** start of GIVEN ENTRIES **

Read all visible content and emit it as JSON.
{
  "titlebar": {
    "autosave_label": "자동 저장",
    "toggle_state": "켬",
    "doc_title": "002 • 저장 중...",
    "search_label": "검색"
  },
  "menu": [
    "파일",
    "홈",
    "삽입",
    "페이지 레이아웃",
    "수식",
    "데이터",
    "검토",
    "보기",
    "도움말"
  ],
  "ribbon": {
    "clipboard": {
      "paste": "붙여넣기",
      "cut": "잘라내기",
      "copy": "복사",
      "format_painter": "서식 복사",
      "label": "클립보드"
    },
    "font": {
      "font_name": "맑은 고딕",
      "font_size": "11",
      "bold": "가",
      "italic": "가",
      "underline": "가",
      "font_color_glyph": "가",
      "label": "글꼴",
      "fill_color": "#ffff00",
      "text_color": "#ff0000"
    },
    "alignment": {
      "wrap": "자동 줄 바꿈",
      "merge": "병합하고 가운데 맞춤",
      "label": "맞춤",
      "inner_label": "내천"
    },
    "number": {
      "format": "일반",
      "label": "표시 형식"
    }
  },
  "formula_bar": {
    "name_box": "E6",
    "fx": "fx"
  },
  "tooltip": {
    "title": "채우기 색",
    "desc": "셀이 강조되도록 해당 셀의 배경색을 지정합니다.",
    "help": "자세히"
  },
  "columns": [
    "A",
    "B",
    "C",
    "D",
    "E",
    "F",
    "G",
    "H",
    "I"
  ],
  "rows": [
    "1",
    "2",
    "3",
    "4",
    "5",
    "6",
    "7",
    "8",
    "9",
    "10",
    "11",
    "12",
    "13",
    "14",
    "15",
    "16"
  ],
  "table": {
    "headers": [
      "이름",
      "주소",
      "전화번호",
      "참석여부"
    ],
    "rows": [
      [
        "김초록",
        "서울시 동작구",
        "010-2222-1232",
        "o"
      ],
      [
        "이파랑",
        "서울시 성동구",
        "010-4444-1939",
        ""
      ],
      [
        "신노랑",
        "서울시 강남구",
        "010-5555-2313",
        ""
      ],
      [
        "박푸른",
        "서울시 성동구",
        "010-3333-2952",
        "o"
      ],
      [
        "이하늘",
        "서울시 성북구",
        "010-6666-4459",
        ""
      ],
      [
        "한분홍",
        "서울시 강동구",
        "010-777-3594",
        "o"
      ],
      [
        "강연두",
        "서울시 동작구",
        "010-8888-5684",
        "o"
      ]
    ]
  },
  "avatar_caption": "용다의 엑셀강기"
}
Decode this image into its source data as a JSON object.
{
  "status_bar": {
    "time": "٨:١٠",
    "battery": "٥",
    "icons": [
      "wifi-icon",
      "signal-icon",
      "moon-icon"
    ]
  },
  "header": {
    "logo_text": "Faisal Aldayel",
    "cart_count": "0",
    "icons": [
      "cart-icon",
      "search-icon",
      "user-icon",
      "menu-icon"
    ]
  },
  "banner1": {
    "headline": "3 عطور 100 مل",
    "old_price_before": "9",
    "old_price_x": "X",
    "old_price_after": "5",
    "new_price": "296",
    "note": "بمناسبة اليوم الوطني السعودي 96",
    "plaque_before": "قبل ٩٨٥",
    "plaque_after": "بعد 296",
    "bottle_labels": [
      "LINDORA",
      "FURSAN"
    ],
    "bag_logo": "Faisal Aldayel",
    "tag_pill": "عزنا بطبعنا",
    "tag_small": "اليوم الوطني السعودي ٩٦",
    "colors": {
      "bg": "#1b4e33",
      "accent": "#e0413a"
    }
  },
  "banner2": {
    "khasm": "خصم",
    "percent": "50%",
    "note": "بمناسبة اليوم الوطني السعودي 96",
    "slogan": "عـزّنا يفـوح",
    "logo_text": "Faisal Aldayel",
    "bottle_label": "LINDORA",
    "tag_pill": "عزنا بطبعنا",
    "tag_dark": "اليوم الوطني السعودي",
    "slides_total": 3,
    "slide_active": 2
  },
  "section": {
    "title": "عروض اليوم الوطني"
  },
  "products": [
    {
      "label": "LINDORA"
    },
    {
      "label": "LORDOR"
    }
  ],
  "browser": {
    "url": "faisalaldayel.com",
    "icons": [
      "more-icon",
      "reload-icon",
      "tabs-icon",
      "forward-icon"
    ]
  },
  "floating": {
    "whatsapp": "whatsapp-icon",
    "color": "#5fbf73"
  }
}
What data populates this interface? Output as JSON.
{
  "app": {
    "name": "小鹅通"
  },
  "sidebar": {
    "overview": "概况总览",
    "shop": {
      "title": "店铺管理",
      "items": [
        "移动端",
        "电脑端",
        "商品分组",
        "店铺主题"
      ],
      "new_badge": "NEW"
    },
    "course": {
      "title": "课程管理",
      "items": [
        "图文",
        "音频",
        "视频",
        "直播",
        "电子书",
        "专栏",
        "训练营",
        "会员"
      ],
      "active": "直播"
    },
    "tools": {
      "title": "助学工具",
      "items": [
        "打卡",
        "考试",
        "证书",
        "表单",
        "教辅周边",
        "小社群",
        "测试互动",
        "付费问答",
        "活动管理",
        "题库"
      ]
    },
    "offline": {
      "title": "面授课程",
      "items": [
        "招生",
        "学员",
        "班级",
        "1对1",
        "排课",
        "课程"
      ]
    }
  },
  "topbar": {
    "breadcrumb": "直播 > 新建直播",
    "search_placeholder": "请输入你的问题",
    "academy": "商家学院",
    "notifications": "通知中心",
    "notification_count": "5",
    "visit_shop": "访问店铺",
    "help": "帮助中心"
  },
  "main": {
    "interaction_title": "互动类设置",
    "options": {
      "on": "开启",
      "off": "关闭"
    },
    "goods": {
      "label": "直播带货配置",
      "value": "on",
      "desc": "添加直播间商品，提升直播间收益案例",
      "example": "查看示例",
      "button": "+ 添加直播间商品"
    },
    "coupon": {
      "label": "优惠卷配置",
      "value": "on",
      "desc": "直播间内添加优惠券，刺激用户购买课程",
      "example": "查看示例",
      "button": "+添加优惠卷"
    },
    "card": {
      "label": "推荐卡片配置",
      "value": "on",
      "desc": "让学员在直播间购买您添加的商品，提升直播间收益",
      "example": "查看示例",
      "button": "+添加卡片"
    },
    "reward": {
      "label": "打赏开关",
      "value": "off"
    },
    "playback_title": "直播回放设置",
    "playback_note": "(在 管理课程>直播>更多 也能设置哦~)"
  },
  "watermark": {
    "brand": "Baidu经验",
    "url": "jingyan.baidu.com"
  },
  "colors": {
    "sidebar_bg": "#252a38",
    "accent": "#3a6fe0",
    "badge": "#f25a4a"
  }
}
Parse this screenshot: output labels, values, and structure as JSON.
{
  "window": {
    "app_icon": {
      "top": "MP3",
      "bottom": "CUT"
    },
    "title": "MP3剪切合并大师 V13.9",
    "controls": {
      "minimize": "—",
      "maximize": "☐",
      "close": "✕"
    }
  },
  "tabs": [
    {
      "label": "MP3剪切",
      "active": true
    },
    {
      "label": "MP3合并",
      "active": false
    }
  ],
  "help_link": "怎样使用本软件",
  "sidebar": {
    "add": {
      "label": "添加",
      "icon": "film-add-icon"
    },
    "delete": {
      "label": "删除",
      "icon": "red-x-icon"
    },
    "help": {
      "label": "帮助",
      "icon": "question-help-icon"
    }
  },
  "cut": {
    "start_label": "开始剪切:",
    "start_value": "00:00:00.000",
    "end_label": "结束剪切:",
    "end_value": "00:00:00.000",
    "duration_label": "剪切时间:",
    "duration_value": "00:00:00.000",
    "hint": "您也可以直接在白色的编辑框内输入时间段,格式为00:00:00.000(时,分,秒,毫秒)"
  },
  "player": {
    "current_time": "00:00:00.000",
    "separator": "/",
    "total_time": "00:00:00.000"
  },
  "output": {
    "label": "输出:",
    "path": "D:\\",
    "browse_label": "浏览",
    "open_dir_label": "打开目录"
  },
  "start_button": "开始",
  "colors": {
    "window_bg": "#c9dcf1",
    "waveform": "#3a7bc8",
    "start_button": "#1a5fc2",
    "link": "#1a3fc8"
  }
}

** end of GIVEN ENTRIES **

PROBLEM: Write out again, exactly, the lines from the one holding "Parse this screenshot: output" through the end of the listing, with both ends included.

OUTPUT OF THE TASK:
Parse this screenshot: output labels, values, and structure as JSON.
{
  "window": {
    "app_icon": {
      "top": "MP3",
      "bottom": "CUT"
    },
    "title": "MP3剪切合并大师 V13.9",
    "controls": {
      "minimize": "—",
      "maximize": "☐",
      "close": "✕"
    }
  },
  "tabs": [
    {
      "label": "MP3剪切",
      "active": true
    },
    {
      "label": "MP3合并",
      "active": false
    }
  ],
  "help_link": "怎样使用本软件",
  "sidebar": {
    "add": {
      "label": "添加",
      "icon": "film-add-icon"
    },
    "delete": {
      "label": "删除",
      "icon": "red-x-icon"
    },
    "help": {
      "label": "帮助",
      "icon": "question-help-icon"
    }
  },
  "cut": {
    "start_label": "开始剪切:",
    "start_value": "00:00:00.000",
    "end_label": "结束剪切:",
    "end_value": "00:00:00.000",
    "duration_label": "剪切时间:",
    "duration_value": "00:00:00.000",
    "hint": "您也可以直接在白色的编辑框内输入时间段,格式为00:00:00.000(时,分,秒,毫秒)"
  },
  "player": {
    "current_time": "00:00:00.000",
    "separator": "/",
    "total_time": "00:00:00.000"
  },
  "output": {
    "label": "输出:",
    "path": "D:\\",
    "browse_label": "浏览",
    "open_dir_label": "打开目录"
  },
  "start_button": "开始",
  "colors": {
    "window_bg": "#c9dcf1",
    "waveform": "#3a7bc8",
    "start_button": "#1a5fc2",
    "link": "#1a3fc8"
  }
}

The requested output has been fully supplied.